*Problem to work on*. Copy out the records word for word, from the first line through the line that holds "nav-staff-snapshot[interactable]: Staff Snapshot", with that line included.

● ● ● ● ● ● ●

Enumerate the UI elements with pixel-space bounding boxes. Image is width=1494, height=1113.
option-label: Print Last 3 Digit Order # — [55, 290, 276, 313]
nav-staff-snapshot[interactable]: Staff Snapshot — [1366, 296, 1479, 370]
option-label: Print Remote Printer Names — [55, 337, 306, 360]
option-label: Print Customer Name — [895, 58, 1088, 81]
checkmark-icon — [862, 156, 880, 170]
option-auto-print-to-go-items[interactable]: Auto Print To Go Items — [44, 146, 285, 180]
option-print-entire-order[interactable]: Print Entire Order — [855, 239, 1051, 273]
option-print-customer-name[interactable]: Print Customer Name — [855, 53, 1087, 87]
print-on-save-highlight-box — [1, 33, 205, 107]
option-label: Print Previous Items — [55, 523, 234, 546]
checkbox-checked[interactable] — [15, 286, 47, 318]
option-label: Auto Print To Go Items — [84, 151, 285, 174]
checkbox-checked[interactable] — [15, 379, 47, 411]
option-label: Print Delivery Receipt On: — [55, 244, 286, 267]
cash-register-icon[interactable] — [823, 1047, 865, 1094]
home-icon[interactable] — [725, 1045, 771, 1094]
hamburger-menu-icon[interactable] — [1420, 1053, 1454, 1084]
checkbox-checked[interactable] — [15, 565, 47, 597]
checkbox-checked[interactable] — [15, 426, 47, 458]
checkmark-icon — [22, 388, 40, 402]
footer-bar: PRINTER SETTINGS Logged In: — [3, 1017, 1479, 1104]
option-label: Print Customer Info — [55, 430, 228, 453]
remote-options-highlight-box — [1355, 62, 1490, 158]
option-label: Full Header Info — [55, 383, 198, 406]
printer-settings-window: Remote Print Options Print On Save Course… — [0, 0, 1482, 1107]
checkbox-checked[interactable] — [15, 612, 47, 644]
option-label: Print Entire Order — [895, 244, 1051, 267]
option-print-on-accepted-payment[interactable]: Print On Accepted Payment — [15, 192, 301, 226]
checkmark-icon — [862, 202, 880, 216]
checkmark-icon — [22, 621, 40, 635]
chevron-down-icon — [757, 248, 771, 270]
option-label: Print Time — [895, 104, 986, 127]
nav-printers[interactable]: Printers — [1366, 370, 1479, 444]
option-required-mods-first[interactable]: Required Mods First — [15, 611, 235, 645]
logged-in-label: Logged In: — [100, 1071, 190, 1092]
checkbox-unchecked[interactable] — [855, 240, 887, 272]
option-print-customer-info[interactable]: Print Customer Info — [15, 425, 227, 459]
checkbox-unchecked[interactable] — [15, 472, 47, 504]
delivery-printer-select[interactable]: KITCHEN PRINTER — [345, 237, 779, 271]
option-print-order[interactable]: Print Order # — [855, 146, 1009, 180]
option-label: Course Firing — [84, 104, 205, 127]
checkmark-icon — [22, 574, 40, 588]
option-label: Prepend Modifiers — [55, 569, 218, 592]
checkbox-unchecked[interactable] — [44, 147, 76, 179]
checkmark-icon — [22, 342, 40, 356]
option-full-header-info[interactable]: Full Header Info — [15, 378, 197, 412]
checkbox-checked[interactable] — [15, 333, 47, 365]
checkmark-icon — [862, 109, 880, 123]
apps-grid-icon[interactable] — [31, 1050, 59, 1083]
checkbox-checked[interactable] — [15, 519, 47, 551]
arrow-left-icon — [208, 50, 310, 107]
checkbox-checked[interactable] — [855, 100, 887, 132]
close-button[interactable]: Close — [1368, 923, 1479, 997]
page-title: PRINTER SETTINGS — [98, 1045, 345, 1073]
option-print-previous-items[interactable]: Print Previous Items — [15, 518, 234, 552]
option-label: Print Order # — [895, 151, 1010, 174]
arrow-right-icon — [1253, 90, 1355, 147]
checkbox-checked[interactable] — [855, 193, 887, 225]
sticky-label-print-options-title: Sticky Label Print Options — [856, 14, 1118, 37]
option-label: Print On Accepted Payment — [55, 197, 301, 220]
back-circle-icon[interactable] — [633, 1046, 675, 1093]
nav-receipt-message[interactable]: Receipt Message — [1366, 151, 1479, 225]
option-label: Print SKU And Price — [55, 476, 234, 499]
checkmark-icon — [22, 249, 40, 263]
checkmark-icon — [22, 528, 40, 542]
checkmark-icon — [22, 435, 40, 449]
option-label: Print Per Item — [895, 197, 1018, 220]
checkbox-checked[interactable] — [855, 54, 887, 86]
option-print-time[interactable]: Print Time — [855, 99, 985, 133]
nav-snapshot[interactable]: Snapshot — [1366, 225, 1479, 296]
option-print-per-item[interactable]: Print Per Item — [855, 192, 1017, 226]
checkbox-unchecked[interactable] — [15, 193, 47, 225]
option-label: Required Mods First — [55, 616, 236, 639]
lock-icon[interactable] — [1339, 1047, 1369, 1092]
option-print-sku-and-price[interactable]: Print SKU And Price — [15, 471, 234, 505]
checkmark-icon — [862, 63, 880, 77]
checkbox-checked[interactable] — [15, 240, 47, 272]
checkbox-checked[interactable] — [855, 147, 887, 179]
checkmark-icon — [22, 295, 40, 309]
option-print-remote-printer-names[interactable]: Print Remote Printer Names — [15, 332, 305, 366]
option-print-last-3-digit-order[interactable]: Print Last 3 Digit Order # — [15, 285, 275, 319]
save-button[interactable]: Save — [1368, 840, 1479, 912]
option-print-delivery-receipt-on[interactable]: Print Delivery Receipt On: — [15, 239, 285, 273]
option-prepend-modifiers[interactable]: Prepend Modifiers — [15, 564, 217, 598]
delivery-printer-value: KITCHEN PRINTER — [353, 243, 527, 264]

● ● ● ● ● ● ●

*Exercise solution*.
Enumerate the UI elements with pixel-space bounding boxes. Image is width=1494, height=1113.
option-label: Print Last 3 Digit Order # — [55, 290, 276, 313]
nav-staff-snapshot[interactable]: Staff Snapshot — [1366, 296, 1479, 370]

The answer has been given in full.